▸ **EXERCISE PASSAGE**:
============================================================

Megan Porter is a Health Educator for the Maine CDC that specializes in Tick Borne Diseases. Last year, 14 ticks from across Aroostook county were sent to the University of Maine for testing. One of those ticks came back positive for carrying Lyme disease. May is Lyme Disease Awareness Month and though the county may not have as large of a tick population as southern Maine, Porter says it’s still important to take the necessary precautions.

“Our theme this year is Tick Wise, so we really want to encourage all Maine residents and visitors to be tick wise and practice some really simple everyday behaviors that can prevent getting a tick bite because if you can prevent the tick bite in the first place, then you can prevent getting a tick borne disease”

In order to be “Tick Wise” the Maine CDC recommends following these tips:

• Know tick habitat and use caution in areas where ticks may live

• Use an EPA-approved repellent like Deet, picaridin, IR3535, or oil of lemon eucalyptus

• Wear light-color clothing that covers the arms and legs and tuck pants into socks

• Perform tick checks daily and after any outdoor activity

“Last year Maine CDC recorded over 1500 cases of Lyme disease, that’s just Lyme disease, in the state. And Lyme disease is not the only tick borne disease that we see. We also broke records here in Maine for the number of anaplasmosis and babesiosis cases that we saw. So there are a lot of Mainers every year who are being bit by ticks and having their lives affected by these diseases.”

Porter says that if you do get bitten by a tick, your first step should be not to stay calm and remove the tick, including the head, as soon as possible. She says that it could take anywhere from 1 to 48 hours for the tick to transmit the disease to its host, and by removing it early enough, you can prevent contracting the disease.

============================================================

▸ **EXTRACTED RECORDS**:
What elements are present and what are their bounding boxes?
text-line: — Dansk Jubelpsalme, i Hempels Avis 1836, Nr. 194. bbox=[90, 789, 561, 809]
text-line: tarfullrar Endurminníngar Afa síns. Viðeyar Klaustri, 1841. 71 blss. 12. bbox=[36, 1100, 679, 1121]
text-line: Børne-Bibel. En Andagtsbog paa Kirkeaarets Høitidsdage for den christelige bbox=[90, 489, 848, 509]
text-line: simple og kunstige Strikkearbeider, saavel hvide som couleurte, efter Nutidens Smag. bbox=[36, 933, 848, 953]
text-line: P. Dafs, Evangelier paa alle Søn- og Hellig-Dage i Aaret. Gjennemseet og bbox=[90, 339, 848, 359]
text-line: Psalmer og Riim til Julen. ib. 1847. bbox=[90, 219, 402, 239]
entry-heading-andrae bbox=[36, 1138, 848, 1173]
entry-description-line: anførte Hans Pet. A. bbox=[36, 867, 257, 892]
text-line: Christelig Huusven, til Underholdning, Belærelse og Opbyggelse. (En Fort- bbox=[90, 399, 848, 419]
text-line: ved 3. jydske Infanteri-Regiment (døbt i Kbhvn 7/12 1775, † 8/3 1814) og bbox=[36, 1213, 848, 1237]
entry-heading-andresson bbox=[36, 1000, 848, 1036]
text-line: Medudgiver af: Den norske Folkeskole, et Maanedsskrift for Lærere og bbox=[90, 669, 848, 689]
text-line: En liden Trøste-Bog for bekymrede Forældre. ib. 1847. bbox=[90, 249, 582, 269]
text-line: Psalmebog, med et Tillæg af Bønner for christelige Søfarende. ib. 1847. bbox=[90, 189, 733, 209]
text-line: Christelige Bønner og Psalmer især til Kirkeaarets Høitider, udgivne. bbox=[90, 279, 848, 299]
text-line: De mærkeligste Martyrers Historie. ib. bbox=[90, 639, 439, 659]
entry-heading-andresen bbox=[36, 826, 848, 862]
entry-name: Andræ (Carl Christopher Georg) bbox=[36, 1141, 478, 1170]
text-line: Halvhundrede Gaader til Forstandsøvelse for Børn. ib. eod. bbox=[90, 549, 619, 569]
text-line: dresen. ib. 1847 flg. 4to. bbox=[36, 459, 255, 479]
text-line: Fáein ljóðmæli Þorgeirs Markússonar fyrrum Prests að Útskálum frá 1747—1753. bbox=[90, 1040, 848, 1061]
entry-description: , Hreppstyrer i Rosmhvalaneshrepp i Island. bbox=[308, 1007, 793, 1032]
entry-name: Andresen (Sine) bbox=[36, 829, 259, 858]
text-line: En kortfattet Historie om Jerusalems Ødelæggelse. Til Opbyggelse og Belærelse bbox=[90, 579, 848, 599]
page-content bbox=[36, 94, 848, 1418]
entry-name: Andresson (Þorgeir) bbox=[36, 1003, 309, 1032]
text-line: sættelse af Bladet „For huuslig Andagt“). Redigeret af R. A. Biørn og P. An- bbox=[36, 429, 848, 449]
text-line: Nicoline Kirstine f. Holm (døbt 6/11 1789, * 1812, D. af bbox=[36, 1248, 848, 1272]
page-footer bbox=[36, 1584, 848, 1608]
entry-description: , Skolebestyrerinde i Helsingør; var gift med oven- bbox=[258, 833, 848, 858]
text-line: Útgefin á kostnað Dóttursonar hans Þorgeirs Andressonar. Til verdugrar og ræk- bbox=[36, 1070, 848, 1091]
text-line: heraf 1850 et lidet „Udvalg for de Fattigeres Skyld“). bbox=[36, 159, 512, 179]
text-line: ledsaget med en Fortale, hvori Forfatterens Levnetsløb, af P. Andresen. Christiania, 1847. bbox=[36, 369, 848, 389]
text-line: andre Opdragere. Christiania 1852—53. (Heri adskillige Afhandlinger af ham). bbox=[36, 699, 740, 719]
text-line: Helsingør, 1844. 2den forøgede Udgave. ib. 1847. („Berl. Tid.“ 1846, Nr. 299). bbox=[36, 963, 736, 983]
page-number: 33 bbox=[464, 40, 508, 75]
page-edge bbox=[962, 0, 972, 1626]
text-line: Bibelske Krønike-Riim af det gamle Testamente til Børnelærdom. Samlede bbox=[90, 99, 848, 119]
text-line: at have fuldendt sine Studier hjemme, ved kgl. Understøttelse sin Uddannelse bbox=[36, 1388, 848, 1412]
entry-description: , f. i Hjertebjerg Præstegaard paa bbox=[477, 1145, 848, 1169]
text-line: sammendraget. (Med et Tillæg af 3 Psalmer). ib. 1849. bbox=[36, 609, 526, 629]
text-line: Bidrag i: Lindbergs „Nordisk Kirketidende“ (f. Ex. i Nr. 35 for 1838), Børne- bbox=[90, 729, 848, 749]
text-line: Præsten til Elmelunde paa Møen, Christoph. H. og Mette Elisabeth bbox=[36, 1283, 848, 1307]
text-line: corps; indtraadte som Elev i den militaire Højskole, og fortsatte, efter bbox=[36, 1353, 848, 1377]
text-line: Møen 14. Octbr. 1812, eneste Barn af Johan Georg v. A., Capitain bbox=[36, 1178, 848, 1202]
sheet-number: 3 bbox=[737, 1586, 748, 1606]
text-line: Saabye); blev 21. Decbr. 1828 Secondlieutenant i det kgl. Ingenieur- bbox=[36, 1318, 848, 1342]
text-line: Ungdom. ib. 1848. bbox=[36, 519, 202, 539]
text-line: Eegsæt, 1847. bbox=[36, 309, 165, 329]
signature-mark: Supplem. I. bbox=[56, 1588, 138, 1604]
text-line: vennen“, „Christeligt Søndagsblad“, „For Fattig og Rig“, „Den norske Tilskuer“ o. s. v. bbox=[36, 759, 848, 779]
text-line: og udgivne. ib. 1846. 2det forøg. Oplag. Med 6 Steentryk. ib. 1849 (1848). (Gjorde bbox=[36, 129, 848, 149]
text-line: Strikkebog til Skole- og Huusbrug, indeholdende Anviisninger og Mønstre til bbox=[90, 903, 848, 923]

============================================================

▸ **WORK REQUIRED**:
According to the article on tick-borne diseases, how many ticks from across Aroostook county were sent to the University of Maine for testing last year? Please answer in one sentence.

▸ **EXERCISE ANSWER**:
Fourteen ticks from across Aroostook county were sent to the University of Maine for testing last year.